### TASK GOAL
Write the data out again, exactly as given.

### RECORDS SUPPLIED
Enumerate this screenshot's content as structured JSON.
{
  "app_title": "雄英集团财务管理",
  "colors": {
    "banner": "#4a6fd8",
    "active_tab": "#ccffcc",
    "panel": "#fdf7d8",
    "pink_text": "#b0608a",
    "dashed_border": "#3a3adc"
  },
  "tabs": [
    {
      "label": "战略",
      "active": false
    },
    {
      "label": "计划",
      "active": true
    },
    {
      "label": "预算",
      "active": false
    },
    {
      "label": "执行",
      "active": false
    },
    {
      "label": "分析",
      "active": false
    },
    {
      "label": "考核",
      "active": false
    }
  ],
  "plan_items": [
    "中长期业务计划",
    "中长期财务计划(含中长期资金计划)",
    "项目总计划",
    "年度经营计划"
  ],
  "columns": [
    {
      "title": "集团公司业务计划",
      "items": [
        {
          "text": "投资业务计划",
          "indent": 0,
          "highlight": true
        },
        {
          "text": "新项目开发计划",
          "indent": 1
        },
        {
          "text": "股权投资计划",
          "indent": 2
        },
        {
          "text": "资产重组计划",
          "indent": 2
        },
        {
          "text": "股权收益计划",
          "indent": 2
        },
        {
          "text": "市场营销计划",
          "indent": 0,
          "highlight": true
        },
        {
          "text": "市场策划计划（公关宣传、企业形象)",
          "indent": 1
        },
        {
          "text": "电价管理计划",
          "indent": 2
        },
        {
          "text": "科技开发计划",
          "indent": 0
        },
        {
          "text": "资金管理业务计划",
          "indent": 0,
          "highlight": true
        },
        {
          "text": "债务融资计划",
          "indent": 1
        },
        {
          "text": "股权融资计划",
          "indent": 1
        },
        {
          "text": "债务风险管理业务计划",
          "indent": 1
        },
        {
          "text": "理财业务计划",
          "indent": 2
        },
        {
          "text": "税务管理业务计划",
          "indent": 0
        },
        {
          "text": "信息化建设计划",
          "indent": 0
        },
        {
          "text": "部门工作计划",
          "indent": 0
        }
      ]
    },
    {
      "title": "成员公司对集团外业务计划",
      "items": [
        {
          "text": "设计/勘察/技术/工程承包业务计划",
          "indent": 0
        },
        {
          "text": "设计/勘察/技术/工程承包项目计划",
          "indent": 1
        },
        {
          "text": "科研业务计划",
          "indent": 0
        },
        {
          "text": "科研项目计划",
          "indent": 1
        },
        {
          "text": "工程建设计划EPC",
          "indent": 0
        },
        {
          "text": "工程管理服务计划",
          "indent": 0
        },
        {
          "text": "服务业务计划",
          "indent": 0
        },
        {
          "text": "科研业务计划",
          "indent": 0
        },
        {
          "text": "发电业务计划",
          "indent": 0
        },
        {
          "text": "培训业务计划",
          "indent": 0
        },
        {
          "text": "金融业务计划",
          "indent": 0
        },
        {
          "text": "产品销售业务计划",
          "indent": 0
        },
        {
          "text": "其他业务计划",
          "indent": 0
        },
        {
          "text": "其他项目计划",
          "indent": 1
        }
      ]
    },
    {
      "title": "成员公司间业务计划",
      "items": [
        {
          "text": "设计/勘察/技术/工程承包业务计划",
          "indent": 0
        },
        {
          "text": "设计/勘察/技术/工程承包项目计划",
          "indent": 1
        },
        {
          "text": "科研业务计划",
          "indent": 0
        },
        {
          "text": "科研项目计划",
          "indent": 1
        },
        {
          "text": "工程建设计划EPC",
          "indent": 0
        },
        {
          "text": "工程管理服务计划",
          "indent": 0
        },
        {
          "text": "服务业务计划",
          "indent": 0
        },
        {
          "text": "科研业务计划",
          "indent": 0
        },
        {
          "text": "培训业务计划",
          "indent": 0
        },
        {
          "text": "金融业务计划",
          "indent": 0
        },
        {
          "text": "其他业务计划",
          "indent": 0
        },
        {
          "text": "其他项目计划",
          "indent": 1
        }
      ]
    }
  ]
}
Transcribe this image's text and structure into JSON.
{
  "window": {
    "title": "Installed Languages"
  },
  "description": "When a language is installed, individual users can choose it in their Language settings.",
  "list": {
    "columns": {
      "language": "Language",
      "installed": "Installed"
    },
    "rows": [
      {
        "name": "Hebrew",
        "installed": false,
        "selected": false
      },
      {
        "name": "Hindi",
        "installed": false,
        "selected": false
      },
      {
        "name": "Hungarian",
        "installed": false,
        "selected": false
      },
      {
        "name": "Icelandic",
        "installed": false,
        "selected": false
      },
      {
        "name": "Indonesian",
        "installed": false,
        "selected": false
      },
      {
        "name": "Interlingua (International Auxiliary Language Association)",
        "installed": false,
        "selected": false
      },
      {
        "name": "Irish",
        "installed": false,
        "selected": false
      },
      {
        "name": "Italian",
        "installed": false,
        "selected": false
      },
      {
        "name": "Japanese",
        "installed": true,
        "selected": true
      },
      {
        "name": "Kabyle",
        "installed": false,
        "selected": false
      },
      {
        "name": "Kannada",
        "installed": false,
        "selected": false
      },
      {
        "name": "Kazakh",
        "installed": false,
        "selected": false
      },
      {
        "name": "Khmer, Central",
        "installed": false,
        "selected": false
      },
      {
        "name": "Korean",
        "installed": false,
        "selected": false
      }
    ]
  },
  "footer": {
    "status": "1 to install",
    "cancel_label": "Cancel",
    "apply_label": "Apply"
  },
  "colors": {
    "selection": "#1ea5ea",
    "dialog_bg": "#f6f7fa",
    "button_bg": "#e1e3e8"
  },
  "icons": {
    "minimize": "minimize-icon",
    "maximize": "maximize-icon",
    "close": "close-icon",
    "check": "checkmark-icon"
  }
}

### WRITTEN ANSWER
Enumerate this screenshot's content as structured JSON.
{
  "app_title": "雄英集团财务管理",
  "colors": {
    "banner": "#4a6fd8",
    "active_tab": "#ccffcc",
    "panel": "#fdf7d8",
    "pink_text": "#b0608a",
    "dashed_border": "#3a3adc"
  },
  "tabs": [
    {
      "label": "战略",
      "active": false
    },
    {
      "label": "计划",
      "active": true
    },
    {
      "label": "预算",
      "active": false
    },
    {
      "label": "执行",
      "active": false
    },
    {
      "label": "分析",
      "active": false
    },
    {
      "label": "考核",
      "active": false
    }
  ],
  "plan_items": [
    "中长期业务计划",
    "中长期财务计划(含中长期资金计划)",
    "项目总计划",
    "年度经营计划"
  ],
  "columns": [
    {
      "title": "集团公司业务计划",
      "items": [
        {
          "text": "投资业务计划",
          "indent": 0,
          "highlight": true
        },
        {
          "text": "新项目开发计划",
          "indent": 1
        },
        {
          "text": "股权投资计划",
          "indent": 2
        },
        {
          "text": "资产重组计划",
          "indent": 2
        },
        {
          "text": "股权收益计划",
          "indent": 2
        },
        {
          "text": "市场营销计划",
          "indent": 0,
          "highlight": true
        },
        {
          "text": "市场策划计划（公关宣传、企业形象)",
          "indent": 1
        },
        {
          "text": "电价管理计划",
          "indent": 2
        },
        {
          "text": "科技开发计划",
          "indent": 0
        },
        {
          "text": "资金管理业务计划",
          "indent": 0,
          "highlight": true
        },
        {
          "text": "债务融资计划",
          "indent": 1
        },
        {
          "text": "股权融资计划",
          "indent": 1
        },
        {
          "text": "债务风险管理业务计划",
          "indent": 1
        },
        {
          "text": "理财业务计划",
          "indent": 2
        },
        {
          "text": "税务管理业务计划",
          "indent": 0
        },
        {
          "text": "信息化建设计划",
          "indent": 0
        },
        {
          "text": "部门工作计划",
          "indent": 0
        }
      ]
    },
    {
      "title": "成员公司对集团外业务计划",
      "items": [
        {
          "text": "设计/勘察/技术/工程承包业务计划",
          "indent": 0
        },
        {
          "text": "设计/勘察/技术/工程承包项目计划",
          "indent": 1
        },
        {
          "text": "科研业务计划",
          "indent": 0
        },
        {
          "text": "科研项目计划",
          "indent": 1
        },
        {
          "text": "工程建设计划EPC",
          "indent": 0
        },
        {
          "text": "工程管理服务计划",
          "indent": 0
        },
        {
          "text": "服务业务计划",
          "indent": 0
        },
        {
          "text": "科研业务计划",
          "indent": 0
        },
        {
          "text": "发电业务计划",
          "indent": 0
        },
        {
          "text": "培训业务计划",
          "indent": 0
        },
        {
          "text": "金融业务计划",
          "indent": 0
        },
        {
          "text": "产品销售业务计划",
          "indent": 0
        },
        {
          "text": "其他业务计划",
          "indent": 0
        },
        {
          "text": "其他项目计划",
          "indent": 1
        }
      ]
    },
    {
      "title": "成员公司间业务计划",
      "items": [
        {
          "text": "设计/勘察/技术/工程承包业务计划",
          "indent": 0
        },
        {
          "text": "设计/勘察/技术/工程承包项目计划",
          "indent": 1
        },
        {
          "text": "科研业务计划",
          "indent": 0
        },
        {
          "text": "科研项目计划",
          "indent": 1
        },
        {
          "text": "工程建设计划EPC",
          "indent": 0
        },
        {
          "text": "工程管理服务计划",
          "indent": 0
        },
        {
          "text": "服务业务计划",
          "indent": 0
        },
        {
          "text": "科研业务计划",
          "indent": 0
        },
        {
          "text": "培训业务计划",
          "indent": 0
        },
        {
          "text": "金融业务计划",
          "indent": 0
        },
        {
          "text": "其他业务计划",
          "indent": 0
        },
        {
          "text": "其他项目计划",
          "indent": 1
        }
      ]
    }
  ]
}
Transcribe this image's text and structure into JSON.
{
  "window": {
    "title": "Installed Languages"
  },
  "description": "When a language is installed, individual users can choose it in their Language settings.",
  "list": {
    "columns": {
      "language": "Language",
      "installed": "Installed"
    },
    "rows": [
      {
        "name": "Hebrew",
        "installed": false,
        "selected": false
      },
      {
        "name": "Hindi",
        "installed": false,
        "selected": false
      },
      {
        "name": "Hungarian",
        "installed": false,
        "selected": false
      },
      {
        "name": "Icelandic",
        "installed": false,
        "selected": false
      },
      {
        "name": "Indonesian",
        "installed": false,
        "selected": false
      },
      {
        "name": "Interlingua (International Auxiliary Language Association)",
        "installed": false,
        "selected": false
      },
      {
        "name": "Irish",
        "installed": false,
        "selected": false
      },
      {
        "name": "Italian",
        "installed": false,
        "selected": false
      },
      {
        "name": "Japanese",
        "installed": true,
        "selected": true
      },
      {
        "name": "Kabyle",
        "installed": false,
        "selected": false
      },
      {
        "name": "Kannada",
        "installed": false,
        "selected": false
      },
      {
        "name": "Kazakh",
        "installed": false,
        "selected": false
      },
      {
        "name": "Khmer, Central",
        "installed": false,
        "selected": false
      },
      {
        "name": "Korean",
        "installed": false,
        "selected": false
      }
    ]
  },
  "footer": {
    "status": "1 to install",
    "cancel_label": "Cancel",
    "apply_label": "Apply"
  },
  "colors": {
    "selection": "#1ea5ea",
    "dialog_bg": "#f6f7fa",
    "button_bg": "#e1e3e8"
  },
  "icons": {
    "minimize": "minimize-icon",
    "maximize": "maximize-icon",
    "close": "close-icon",
    "check": "checkmark-icon"
  }
}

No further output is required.